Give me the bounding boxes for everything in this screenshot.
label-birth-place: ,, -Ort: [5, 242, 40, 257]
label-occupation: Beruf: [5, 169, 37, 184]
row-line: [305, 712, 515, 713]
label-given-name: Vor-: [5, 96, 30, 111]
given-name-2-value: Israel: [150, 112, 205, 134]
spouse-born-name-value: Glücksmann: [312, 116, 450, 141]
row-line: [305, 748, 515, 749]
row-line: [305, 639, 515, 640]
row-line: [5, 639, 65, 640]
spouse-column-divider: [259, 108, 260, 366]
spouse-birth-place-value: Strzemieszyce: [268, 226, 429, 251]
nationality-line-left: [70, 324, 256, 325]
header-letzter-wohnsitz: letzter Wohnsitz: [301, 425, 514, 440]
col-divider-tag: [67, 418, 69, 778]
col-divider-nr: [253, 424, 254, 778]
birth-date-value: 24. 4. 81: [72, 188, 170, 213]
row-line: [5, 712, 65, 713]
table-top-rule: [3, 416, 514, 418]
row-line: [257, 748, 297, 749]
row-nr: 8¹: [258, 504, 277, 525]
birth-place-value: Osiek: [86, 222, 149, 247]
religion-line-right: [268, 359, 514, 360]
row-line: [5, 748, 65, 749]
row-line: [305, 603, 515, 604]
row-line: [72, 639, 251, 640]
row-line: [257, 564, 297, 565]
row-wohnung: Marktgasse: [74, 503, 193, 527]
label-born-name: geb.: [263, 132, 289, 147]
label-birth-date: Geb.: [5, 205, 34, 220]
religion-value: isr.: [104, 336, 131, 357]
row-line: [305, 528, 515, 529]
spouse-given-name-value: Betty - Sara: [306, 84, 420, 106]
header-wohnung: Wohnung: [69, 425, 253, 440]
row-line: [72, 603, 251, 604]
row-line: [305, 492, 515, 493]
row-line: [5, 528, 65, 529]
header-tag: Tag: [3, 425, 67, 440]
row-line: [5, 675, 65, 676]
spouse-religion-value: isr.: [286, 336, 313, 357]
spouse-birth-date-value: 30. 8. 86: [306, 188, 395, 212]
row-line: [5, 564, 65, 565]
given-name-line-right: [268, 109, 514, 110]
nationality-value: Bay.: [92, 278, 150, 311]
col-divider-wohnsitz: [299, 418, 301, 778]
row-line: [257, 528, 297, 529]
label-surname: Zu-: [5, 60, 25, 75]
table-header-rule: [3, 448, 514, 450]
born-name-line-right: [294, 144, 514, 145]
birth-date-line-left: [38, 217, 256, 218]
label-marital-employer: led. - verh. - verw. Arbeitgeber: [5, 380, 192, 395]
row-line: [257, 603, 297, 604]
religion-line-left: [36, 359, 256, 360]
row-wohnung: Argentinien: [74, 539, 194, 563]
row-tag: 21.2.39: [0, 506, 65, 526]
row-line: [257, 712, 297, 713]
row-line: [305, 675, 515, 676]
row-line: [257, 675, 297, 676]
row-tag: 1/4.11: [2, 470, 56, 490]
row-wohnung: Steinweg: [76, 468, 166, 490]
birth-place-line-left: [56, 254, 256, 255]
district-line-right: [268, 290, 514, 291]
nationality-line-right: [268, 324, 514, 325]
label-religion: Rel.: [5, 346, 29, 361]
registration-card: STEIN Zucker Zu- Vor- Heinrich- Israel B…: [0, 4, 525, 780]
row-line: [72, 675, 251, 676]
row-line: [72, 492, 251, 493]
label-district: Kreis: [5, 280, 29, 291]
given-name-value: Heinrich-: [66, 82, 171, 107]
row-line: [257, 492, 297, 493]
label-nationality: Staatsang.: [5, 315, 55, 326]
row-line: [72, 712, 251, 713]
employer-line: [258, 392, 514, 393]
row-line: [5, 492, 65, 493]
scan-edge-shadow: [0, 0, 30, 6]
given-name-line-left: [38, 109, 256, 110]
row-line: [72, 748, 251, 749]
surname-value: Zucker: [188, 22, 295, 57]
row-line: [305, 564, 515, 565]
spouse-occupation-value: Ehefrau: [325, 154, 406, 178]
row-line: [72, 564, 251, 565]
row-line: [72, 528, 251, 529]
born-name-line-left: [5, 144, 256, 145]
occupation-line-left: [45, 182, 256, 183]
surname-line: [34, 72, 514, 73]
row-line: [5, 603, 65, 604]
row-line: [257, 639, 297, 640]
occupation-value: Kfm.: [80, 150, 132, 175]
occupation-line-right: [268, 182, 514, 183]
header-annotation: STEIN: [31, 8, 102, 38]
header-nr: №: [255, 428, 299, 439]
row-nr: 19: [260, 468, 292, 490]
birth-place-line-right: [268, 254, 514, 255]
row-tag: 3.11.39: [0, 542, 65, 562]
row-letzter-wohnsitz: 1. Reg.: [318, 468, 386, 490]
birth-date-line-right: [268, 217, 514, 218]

▸ What to work on
Which lines in the entries above contain the string "date"? Copy out each of them, counting uppercase and lowercase as different.

▸ Task answer
birth-date-value: 24. 4. 81: [72, 188, 170, 213]
label-birth-date: Geb.: [5, 205, 34, 220]
spouse-birth-date-value: 30. 8. 86: [306, 188, 395, 212]
birth-date-line-left: [38, 217, 256, 218]
birth-date-line-right: [268, 217, 514, 218]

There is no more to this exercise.